Provided information.
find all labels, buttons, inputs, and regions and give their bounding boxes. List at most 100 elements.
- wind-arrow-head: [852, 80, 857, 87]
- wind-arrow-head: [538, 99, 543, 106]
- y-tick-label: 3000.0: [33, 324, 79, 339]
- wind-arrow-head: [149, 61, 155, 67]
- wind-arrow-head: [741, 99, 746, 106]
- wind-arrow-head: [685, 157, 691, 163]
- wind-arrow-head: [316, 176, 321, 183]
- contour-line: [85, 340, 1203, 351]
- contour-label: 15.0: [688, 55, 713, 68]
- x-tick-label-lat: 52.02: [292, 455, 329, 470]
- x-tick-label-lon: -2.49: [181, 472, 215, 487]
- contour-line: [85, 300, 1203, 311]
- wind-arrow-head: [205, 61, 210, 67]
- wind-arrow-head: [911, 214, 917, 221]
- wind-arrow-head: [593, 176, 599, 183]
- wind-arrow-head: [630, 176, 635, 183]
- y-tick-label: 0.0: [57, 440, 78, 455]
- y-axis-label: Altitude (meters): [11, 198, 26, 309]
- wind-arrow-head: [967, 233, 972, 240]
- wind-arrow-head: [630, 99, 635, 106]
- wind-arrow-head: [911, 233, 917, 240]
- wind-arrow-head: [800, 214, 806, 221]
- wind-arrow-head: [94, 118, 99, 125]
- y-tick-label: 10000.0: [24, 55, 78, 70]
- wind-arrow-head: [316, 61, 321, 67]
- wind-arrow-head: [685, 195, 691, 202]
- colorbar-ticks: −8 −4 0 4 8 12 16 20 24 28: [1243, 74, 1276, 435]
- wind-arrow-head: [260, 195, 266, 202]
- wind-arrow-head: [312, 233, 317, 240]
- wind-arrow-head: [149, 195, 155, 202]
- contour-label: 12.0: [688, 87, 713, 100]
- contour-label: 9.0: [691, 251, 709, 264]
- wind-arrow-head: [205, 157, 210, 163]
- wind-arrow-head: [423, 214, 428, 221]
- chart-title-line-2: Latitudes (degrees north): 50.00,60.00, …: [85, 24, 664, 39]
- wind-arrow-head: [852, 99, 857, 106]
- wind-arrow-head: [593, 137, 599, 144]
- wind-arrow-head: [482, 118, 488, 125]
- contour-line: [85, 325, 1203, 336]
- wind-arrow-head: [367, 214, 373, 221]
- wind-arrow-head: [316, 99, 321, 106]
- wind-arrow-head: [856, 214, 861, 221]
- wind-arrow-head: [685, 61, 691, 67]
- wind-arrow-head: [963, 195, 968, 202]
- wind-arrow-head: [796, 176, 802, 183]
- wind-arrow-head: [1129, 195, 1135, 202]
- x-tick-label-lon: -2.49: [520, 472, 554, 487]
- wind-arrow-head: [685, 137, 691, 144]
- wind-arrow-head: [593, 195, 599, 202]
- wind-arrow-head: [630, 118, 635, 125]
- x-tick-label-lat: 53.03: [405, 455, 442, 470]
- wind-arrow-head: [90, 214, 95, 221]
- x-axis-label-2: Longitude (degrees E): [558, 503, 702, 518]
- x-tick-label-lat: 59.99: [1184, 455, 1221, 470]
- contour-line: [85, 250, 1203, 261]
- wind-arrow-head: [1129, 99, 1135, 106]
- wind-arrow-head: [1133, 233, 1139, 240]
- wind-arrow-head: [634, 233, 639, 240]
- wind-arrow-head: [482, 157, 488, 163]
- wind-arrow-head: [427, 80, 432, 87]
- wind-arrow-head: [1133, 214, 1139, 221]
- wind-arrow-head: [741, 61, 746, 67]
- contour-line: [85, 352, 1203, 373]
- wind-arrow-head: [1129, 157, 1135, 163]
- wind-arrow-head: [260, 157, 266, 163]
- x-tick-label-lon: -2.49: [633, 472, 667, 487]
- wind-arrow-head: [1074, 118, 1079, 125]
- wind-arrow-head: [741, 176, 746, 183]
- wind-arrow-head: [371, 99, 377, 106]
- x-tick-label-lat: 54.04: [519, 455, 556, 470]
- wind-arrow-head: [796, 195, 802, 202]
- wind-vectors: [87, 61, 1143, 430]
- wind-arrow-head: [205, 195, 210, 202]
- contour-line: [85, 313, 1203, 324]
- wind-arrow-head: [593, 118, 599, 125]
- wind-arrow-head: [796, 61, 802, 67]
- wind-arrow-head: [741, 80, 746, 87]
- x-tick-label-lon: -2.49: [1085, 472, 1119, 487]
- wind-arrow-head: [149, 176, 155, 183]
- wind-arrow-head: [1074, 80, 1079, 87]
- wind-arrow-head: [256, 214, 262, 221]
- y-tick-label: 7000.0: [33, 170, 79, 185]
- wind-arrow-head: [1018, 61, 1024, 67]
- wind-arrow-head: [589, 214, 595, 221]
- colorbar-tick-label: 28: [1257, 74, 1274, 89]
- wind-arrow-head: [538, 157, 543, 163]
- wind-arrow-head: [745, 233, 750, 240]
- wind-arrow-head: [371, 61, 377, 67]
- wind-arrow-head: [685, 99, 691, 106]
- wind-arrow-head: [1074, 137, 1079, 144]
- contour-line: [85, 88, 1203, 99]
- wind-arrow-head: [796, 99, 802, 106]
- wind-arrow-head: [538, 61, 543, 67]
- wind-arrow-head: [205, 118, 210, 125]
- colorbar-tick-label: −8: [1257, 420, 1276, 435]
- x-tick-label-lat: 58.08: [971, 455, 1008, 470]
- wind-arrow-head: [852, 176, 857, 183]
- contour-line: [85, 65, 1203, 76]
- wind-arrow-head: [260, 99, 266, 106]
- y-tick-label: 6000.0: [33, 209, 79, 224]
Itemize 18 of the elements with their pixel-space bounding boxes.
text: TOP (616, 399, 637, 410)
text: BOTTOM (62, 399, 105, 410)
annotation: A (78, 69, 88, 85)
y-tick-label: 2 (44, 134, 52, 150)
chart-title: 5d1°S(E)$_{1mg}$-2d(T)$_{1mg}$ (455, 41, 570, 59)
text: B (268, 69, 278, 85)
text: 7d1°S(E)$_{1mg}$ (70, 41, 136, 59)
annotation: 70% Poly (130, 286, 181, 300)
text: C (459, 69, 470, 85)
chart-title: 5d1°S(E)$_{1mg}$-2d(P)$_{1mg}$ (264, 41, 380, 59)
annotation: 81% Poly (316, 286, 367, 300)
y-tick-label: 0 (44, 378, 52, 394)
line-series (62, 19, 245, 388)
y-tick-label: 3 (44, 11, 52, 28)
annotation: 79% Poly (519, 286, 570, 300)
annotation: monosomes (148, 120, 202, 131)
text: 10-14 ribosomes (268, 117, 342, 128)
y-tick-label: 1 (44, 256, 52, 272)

Exercise. Please arrange every line of the records above as a numbered list, leaving out any blank lines.

Solved exercise.
1. find all labels, buttons, inputs, and regions and give their bounding boxes. List at most 100 elements.
2. - wind-arrow-head: [852, 80, 857, 87]
3. - wind-arrow-head: [538, 99, 543, 106]
4. - y-tick-label: 3000.0: [33, 324, 79, 339]
5. - wind-arrow-head: [149, 61, 155, 67]
6. - wind-arrow-head: [741, 99, 746, 106]
7. - wind-arrow-head: [685, 157, 691, 163]
8. - wind-arrow-head: [316, 176, 321, 183]
9. - contour-line: [85, 340, 1203, 351]
10. - contour-label: 15.0: [688, 55, 713, 68]
11. - x-tick-label-lat: 52.02: [292, 455, 329, 470]
12. - x-tick-label-lon: -2.49: [181, 472, 215, 487]
13. - contour-line: [85, 300, 1203, 311]
14. - wind-arrow-head: [205, 61, 210, 67]
15. - wind-arrow-head: [911, 214, 917, 221]
16. - wind-arrow-head: [593, 176, 599, 183]
17. - wind-arrow-head: [630, 176, 635, 183]
18. - y-tick-label: 0.0: [57, 440, 78, 455]
19. - y-axis-label: Altitude (meters): [11, 198, 26, 309]
20. - wind-arrow-head: [967, 233, 972, 240]
21. - wind-arrow-head: [630, 99, 635, 106]
22. - wind-arrow-head: [911, 233, 917, 240]
23. - wind-arrow-head: [800, 214, 806, 221]
24. - wind-arrow-head: [94, 118, 99, 125]
25. - y-tick-label: 10000.0: [24, 55, 78, 70]
26. - wind-arrow-head: [316, 61, 321, 67]
27. - wind-arrow-head: [685, 195, 691, 202]
28. - colorbar-ticks: −8 −4 0 4 8 12 16 20 24 28: [1243, 74, 1276, 435]
29. - wind-arrow-head: [260, 195, 266, 202]
30. - wind-arrow-head: [312, 233, 317, 240]
31. - wind-arrow-head: [149, 195, 155, 202]
32. - contour-label: 12.0: [688, 87, 713, 100]
33. - contour-label: 9.0: [691, 251, 709, 264]
34. - wind-arrow-head: [205, 157, 210, 163]
35. - wind-arrow-head: [423, 214, 428, 221]
36. - chart-title-line-2: Latitudes (degrees north): 50.00,60.00, …: [85, 24, 664, 39]
37. - wind-arrow-head: [852, 99, 857, 106]
38. - wind-arrow-head: [593, 137, 599, 144]
39. - wind-arrow-head: [482, 118, 488, 125]
40. - contour-line: [85, 325, 1203, 336]
41. - wind-arrow-head: [367, 214, 373, 221]
42. - wind-arrow-head: [316, 99, 321, 106]
43. - wind-arrow-head: [856, 214, 861, 221]
44. - wind-arrow-head: [685, 61, 691, 67]
45. - wind-arrow-head: [963, 195, 968, 202]
46. - wind-arrow-head: [796, 176, 802, 183]
47. - wind-arrow-head: [1129, 195, 1135, 202]
48. - x-tick-label-lon: -2.49: [520, 472, 554, 487]
49. - wind-arrow-head: [685, 137, 691, 144]
50. - wind-arrow-head: [593, 195, 599, 202]
51. - wind-arrow-head: [630, 118, 635, 125]
52. - x-tick-label-lat: 53.03: [405, 455, 442, 470]
53. - wind-arrow-head: [90, 214, 95, 221]
54. - x-axis-label-2: Longitude (degrees E): [558, 503, 702, 518]
55. - x-tick-label-lat: 59.99: [1184, 455, 1221, 470]
56. - contour-line: [85, 250, 1203, 261]
57. - wind-arrow-head: [1129, 99, 1135, 106]
58. - wind-arrow-head: [1133, 233, 1139, 240]
59. - wind-arrow-head: [634, 233, 639, 240]
60. - wind-arrow-head: [482, 157, 488, 163]
61. - wind-arrow-head: [427, 80, 432, 87]
62. - wind-arrow-head: [1133, 214, 1139, 221]
63. - wind-arrow-head: [741, 61, 746, 67]
64. - contour-line: [85, 352, 1203, 373]
65. - wind-arrow-head: [1129, 157, 1135, 163]
66. - wind-arrow-head: [260, 157, 266, 163]
67. - x-tick-label-lon: -2.49: [633, 472, 667, 487]
68. - wind-arrow-head: [1074, 118, 1079, 125]
69. - wind-arrow-head: [741, 176, 746, 183]
70. - wind-arrow-head: [371, 99, 377, 106]
71. - x-tick-label-lat: 54.04: [519, 455, 556, 470]
72. - wind-arrow-head: [796, 195, 802, 202]
73. - wind-vectors: [87, 61, 1143, 430]
74. - wind-arrow-head: [205, 195, 210, 202]
75. - contour-line: [85, 313, 1203, 324]
76. - wind-arrow-head: [593, 118, 599, 125]
77. - wind-arrow-head: [796, 61, 802, 67]
78. - wind-arrow-head: [741, 80, 746, 87]
79. - x-tick-label-lon: -2.49: [1085, 472, 1119, 487]
80. - wind-arrow-head: [149, 176, 155, 183]
81. - wind-arrow-head: [1074, 80, 1079, 87]
82. - wind-arrow-head: [256, 214, 262, 221]
83. - y-tick-label: 7000.0: [33, 170, 79, 185]
84. - wind-arrow-head: [1018, 61, 1024, 67]
85. - wind-arrow-head: [589, 214, 595, 221]
86. - colorbar-tick-label: 28: [1257, 74, 1274, 89]
87. - wind-arrow-head: [538, 157, 543, 163]
88. - wind-arrow-head: [745, 233, 750, 240]
89. - wind-arrow-head: [371, 61, 377, 67]
90. - wind-arrow-head: [685, 99, 691, 106]
91. - wind-arrow-head: [1074, 137, 1079, 144]
92. - contour-line: [85, 88, 1203, 99]
93. - wind-arrow-head: [796, 99, 802, 106]
94. - wind-arrow-head: [538, 61, 543, 67]
95. - wind-arrow-head: [205, 118, 210, 125]
96. - colorbar-tick-label: −8: [1257, 420, 1276, 435]
97. - x-tick-label-lat: 58.08: [971, 455, 1008, 470]
98. - wind-arrow-head: [852, 176, 857, 183]
99. - contour-line: [85, 65, 1203, 76]
100. - wind-arrow-head: [260, 99, 266, 106]
101. - y-tick-label: 6000.0: [33, 209, 79, 224]
102. Itemize 18 of the elements with their pixel-space bounding boxes.
103. text: TOP (616, 399, 637, 410)
104. text: BOTTOM (62, 399, 105, 410)
105. annotation: A (78, 69, 88, 85)
106. y-tick-label: 2 (44, 134, 52, 150)
107. chart-title: 5d1°S(E)$_{1mg}$-2d(T)$_{1mg}$ (455, 41, 570, 59)
108. text: B (268, 69, 278, 85)
109. text: 7d1°S(E)$_{1mg}$ (70, 41, 136, 59)
110. annotation: 70% Poly (130, 286, 181, 300)
111. text: C (459, 69, 470, 85)
112. chart-title: 5d1°S(E)$_{1mg}$-2d(P)$_{1mg}$ (264, 41, 380, 59)
113. annotation: 81% Poly (316, 286, 367, 300)
114. y-tick-label: 0 (44, 378, 52, 394)
115. line-series (62, 19, 245, 388)
116. y-tick-label: 3 (44, 11, 52, 28)
117. annotation: 79% Poly (519, 286, 570, 300)
118. annotation: monosomes (148, 120, 202, 131)
119. text: 10-14 ribosomes (268, 117, 342, 128)
120. y-tick-label: 1 (44, 256, 52, 272)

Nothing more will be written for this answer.